[Stored items from a collection]
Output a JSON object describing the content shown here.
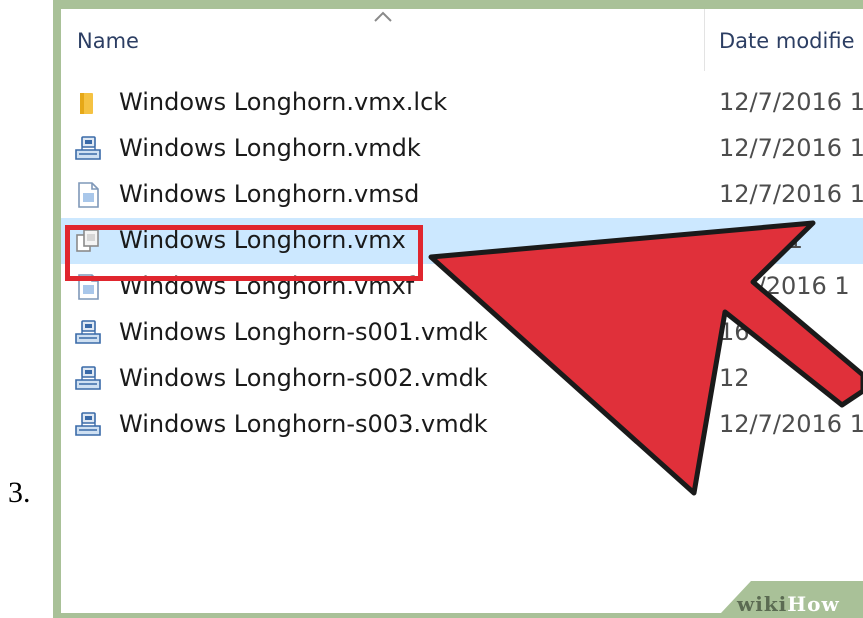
{
  "step": {
    "number": "3."
  },
  "columns": {
    "name": "Name",
    "date": "Date modifie"
  },
  "files": [
    {
      "name": "Windows Longhorn.vmx.lck",
      "date": "12/7/2016 1",
      "icon": "folder-icon"
    },
    {
      "name": "Windows Longhorn.vmdk",
      "date": "12/7/2016 1",
      "icon": "virtual-disk-icon"
    },
    {
      "name": "Windows Longhorn.vmsd",
      "date": "12/7/2016 1",
      "icon": "document-icon"
    },
    {
      "name": "Windows Longhorn.vmx",
      "date": "2016 1",
      "icon": "vmx-config-icon",
      "selected": true
    },
    {
      "name": "Windows Longhorn.vmxf",
      "date": "2/7/2016 1",
      "icon": "document-icon"
    },
    {
      "name": "Windows Longhorn-s001.vmdk",
      "date": "16 1",
      "icon": "virtual-disk-icon"
    },
    {
      "name": "Windows Longhorn-s002.vmdk",
      "date": "12",
      "icon": "virtual-disk-icon"
    },
    {
      "name": "Windows Longhorn-s003.vmdk",
      "date": "12/7/2016 1",
      "icon": "virtual-disk-icon"
    }
  ],
  "watermark": {
    "wiki": "wiki",
    "how": "How"
  },
  "colors": {
    "selection": "#cce8ff",
    "highlight_border": "#e0262e",
    "arrow_fill": "#e0303a",
    "frame_border": "#a9c198"
  }
}
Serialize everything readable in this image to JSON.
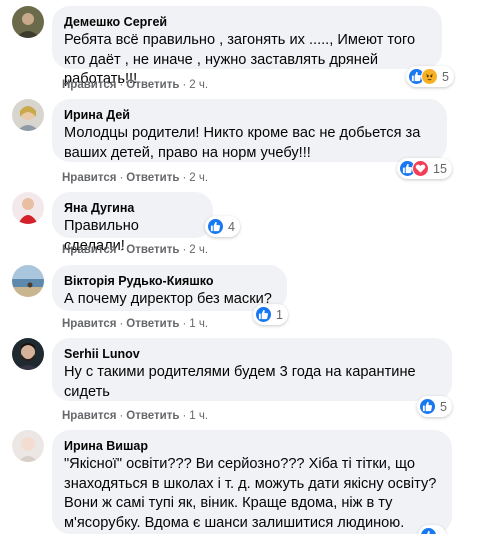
{
  "comments": [
    {
      "author": "Демешко Сергей",
      "text": "Ребята всё правильно , загонять их ....., Имеют того кто даёт , не иначе , нужно заставлять дряней работать!!!",
      "like_label": "Нравится",
      "reply_label": "Ответить",
      "time": "2 ч.",
      "reactions": [
        "like-icon",
        "angry-icon"
      ],
      "reaction_count": "5"
    },
    {
      "author": "Ирина Дей",
      "text": "Молодцы родители! Никто кроме вас не добьется за ваших детей, право на норм учебу!!!",
      "like_label": "Нравится",
      "reply_label": "Ответить",
      "time": "2 ч.",
      "reactions": [
        "like-icon",
        "love-icon"
      ],
      "reaction_count": "15"
    },
    {
      "author": "Яна Дугина",
      "text": "Правильно сделали!",
      "like_label": "Нравится",
      "reply_label": "Ответить",
      "time": "2 ч.",
      "reactions": [
        "like-icon"
      ],
      "reaction_count": "4"
    },
    {
      "author": "Вікторія Рудько-Кияшко",
      "text": "А почему директор без маски?",
      "like_label": "Нравится",
      "reply_label": "Ответить",
      "time": "1 ч.",
      "reactions": [
        "like-icon"
      ],
      "reaction_count": "1"
    },
    {
      "author": "Serhii Lunov",
      "text": "Ну с такими родителями будем 3 года на карантине сидеть",
      "like_label": "Нравится",
      "reply_label": "Ответить",
      "time": "1 ч.",
      "reactions": [
        "like-icon"
      ],
      "reaction_count": "5"
    },
    {
      "author": "Ирина Вишар",
      "text": "\"Якісної\" освіти??? Ви серйозно??? Хіба ті тітки, що знаходяться в школах і т. д. можуть дати якісну освіту? Вони ж самі тупі як, віник. Краще вдома, ніж в ту м'ясорубку. Вдома є шанси залишитися людиною.",
      "reactions": [
        "like-icon"
      ],
      "reaction_count": ""
    }
  ],
  "colors": {
    "bubble": "#f0f2f5",
    "meta_text": "#65676b",
    "like": "#1877f2",
    "love": "#f33e58",
    "angry": "#f7b125"
  }
}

_Exercise directions_
From the listing above, print every entry precisely and drop the pictures.

_The result_
Output a JSON object describing the content shown here.
{
  "step": {
    "number": "3."
  },
  "columns": {
    "name": "Name",
    "date": "Date modifie"
  },
  "files": [
    {
      "name": "Windows Longhorn.vmx.lck",
      "date": "12/7/2016 1",
      "icon": "folder-icon"
    },
    {
      "name": "Windows Longhorn.vmdk",
      "date": "12/7/2016 1",
      "icon": "virtual-disk-icon"
    },
    {
      "name": "Windows Longhorn.vmsd",
      "date": "12/7/2016 1",
      "icon": "document-icon"
    },
    {
      "name": "Windows Longhorn.vmx",
      "date": "2016 1",
      "icon": "vmx-config-icon",
      "selected": true
    },
    {
      "name": "Windows Longhorn.vmxf",
      "date": "2/7/2016 1",
      "icon": "document-icon"
    },
    {
      "name": "Windows Longhorn-s001.vmdk",
      "date": "16 1",
      "icon": "virtual-disk-icon"
    },
    {
      "name": "Windows Longhorn-s002.vmdk",
      "date": "12",
      "icon": "virtual-disk-icon"
    },
    {
      "name": "Windows Longhorn-s003.vmdk",
      "date": "12/7/2016 1",
      "icon": "virtual-disk-icon"
    }
  ],
  "watermark": {
    "wiki": "wiki",
    "how": "How"
  },
  "colors": {
    "selection": "#cce8ff",
    "highlight_border": "#e0262e",
    "arrow_fill": "#e0303a",
    "frame_border": "#a9c198"
  }
}
Serialize everything readable in this image to JSON.
{
  "comments": [
    {
      "author": "Демешко Сергей",
      "text": "Ребята всё правильно , загонять их ....., Имеют того кто даёт , не иначе , нужно заставлять дряней работать!!!",
      "like_label": "Нравится",
      "reply_label": "Ответить",
      "time": "2 ч.",
      "reactions": [
        "like-icon",
        "angry-icon"
      ],
      "reaction_count": "5"
    },
    {
      "author": "Ирина Дей",
      "text": "Молодцы родители! Никто кроме вас не добьется за ваших детей, право на норм учебу!!!",
      "like_label": "Нравится",
      "reply_label": "Ответить",
      "time": "2 ч.",
      "reactions": [
        "like-icon",
        "love-icon"
      ],
      "reaction_count": "15"
    },
    {
      "author": "Яна Дугина",
      "text": "Правильно сделали!",
      "like_label": "Нравится",
      "reply_label": "Ответить",
      "time": "2 ч.",
      "reactions": [
        "like-icon"
      ],
      "reaction_count": "4"
    },
    {
      "author": "Вікторія Рудько-Кияшко",
      "text": "А почему директор без маски?",
      "like_label": "Нравится",
      "reply_label": "Ответить",
      "time": "1 ч.",
      "reactions": [
        "like-icon"
      ],
      "reaction_count": "1"
    },
    {
      "author": "Serhii Lunov",
      "text": "Ну с такими родителями будем 3 года на карантине сидеть",
      "like_label": "Нравится",
      "reply_label": "Ответить",
      "time": "1 ч.",
      "reactions": [
        "like-icon"
      ],
      "reaction_count": "5"
    },
    {
      "author": "Ирина Вишар",
      "text": "\"Якісної\" освіти??? Ви серйозно??? Хіба ті тітки, що знаходяться в школах і т. д. можуть дати якісну освіту? Вони ж самі тупі як, віник. Краще вдома, ніж в ту м'ясорубку. Вдома є шанси залишитися людиною.",
      "reactions": [
        "like-icon"
      ],
      "reaction_count": ""
    }
  ],
  "colors": {
    "bubble": "#f0f2f5",
    "meta_text": "#65676b",
    "like": "#1877f2",
    "love": "#f33e58",
    "angry": "#f7b125"
  }
}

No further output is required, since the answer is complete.